_SET TASK_
Give back the line where "What data populates" appears and all the lines after it until the listing ends, unchanged and with nothing else.

Stored data entries:
::::::::

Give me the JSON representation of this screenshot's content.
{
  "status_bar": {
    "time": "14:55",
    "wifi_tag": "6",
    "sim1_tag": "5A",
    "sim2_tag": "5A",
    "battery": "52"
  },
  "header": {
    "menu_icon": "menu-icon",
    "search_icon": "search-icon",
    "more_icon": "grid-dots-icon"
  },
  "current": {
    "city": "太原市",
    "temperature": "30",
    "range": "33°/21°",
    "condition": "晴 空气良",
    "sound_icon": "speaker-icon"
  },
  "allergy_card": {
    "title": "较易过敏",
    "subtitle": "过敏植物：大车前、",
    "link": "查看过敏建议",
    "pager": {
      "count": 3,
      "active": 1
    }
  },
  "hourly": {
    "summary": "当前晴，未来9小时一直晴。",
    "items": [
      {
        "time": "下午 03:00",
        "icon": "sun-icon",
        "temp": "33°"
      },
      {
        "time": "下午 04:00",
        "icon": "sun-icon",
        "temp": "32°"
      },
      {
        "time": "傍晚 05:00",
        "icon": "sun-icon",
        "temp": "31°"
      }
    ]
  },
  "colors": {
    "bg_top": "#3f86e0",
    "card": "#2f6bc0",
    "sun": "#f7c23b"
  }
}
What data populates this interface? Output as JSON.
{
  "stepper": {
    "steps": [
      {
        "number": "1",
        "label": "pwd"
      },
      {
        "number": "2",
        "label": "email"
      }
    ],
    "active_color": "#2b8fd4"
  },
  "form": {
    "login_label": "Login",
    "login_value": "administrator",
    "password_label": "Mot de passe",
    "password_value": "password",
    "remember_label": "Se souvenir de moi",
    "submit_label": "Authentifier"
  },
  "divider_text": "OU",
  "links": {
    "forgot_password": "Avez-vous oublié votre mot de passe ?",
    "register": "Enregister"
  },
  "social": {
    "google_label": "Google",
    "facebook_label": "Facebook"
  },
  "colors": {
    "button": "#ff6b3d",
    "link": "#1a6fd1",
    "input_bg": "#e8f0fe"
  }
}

::::::::

_THE REPLY_
What data populates this interface? Output as JSON.
{
  "stepper": {
    "steps": [
      {
        "number": "1",
        "label": "pwd"
      },
      {
        "number": "2",
        "label": "email"
      }
    ],
    "active_color": "#2b8fd4"
  },
  "form": {
    "login_label": "Login",
    "login_value": "administrator",
    "password_label": "Mot de passe",
    "password_value": "password",
    "remember_label": "Se souvenir de moi",
    "submit_label": "Authentifier"
  },
  "divider_text": "OU",
  "links": {
    "forgot_password": "Avez-vous oublié votre mot de passe ?",
    "register": "Enregister"
  },
  "social": {
    "google_label": "Google",
    "facebook_label": "Facebook"
  },
  "colors": {
    "button": "#ff6b3d",
    "link": "#1a6fd1",
    "input_bg": "#e8f0fe"
  }
}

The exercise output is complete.